Exercise details =>
In the data below, find each line containing the string "nicht" and return it.

Document content entries:
※

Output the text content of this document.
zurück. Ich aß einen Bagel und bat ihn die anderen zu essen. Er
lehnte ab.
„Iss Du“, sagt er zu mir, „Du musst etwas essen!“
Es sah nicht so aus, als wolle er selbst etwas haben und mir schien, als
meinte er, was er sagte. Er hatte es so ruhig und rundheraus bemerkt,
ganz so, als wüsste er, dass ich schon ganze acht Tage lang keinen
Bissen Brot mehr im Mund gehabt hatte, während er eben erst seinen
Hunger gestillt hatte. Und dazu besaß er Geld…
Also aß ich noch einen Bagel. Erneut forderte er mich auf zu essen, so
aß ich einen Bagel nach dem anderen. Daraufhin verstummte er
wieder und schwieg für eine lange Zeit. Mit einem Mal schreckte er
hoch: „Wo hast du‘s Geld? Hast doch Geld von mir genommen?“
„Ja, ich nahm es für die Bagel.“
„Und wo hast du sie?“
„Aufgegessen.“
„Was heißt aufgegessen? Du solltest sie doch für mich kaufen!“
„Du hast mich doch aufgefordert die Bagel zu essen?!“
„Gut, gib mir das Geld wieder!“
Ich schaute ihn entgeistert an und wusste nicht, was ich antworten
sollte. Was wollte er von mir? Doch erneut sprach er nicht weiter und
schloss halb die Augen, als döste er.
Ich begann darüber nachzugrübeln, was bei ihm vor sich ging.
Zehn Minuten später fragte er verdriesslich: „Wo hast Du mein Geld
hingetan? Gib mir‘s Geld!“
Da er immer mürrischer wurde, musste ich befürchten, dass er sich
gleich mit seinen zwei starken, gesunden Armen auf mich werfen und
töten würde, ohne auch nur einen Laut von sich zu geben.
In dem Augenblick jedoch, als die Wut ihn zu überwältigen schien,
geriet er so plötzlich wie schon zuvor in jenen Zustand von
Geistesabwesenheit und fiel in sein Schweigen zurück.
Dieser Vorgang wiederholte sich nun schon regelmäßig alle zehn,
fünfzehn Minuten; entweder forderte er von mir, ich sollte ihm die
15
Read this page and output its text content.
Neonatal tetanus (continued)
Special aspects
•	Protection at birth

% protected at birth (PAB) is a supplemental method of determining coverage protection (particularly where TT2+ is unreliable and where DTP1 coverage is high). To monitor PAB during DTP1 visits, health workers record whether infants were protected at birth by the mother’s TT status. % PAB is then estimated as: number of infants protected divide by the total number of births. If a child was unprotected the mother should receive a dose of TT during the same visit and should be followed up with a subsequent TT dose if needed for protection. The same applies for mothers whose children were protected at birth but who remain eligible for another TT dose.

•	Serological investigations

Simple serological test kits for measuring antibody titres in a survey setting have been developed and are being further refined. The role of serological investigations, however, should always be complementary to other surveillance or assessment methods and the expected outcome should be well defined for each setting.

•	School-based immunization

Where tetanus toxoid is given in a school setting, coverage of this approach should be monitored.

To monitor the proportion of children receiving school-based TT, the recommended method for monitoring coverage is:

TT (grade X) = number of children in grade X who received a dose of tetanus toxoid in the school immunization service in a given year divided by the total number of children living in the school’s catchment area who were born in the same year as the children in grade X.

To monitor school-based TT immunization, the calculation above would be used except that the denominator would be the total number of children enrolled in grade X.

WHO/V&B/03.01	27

※

Answer box =>
Es sah nicht so aus, als wolle er selbst etwas haben und mir schien, als
Ich schaute ihn entgeistert an und wusste nicht, was ich antworten
sollte. Was wollte er von mir? Doch erneut sprach er nicht weiter und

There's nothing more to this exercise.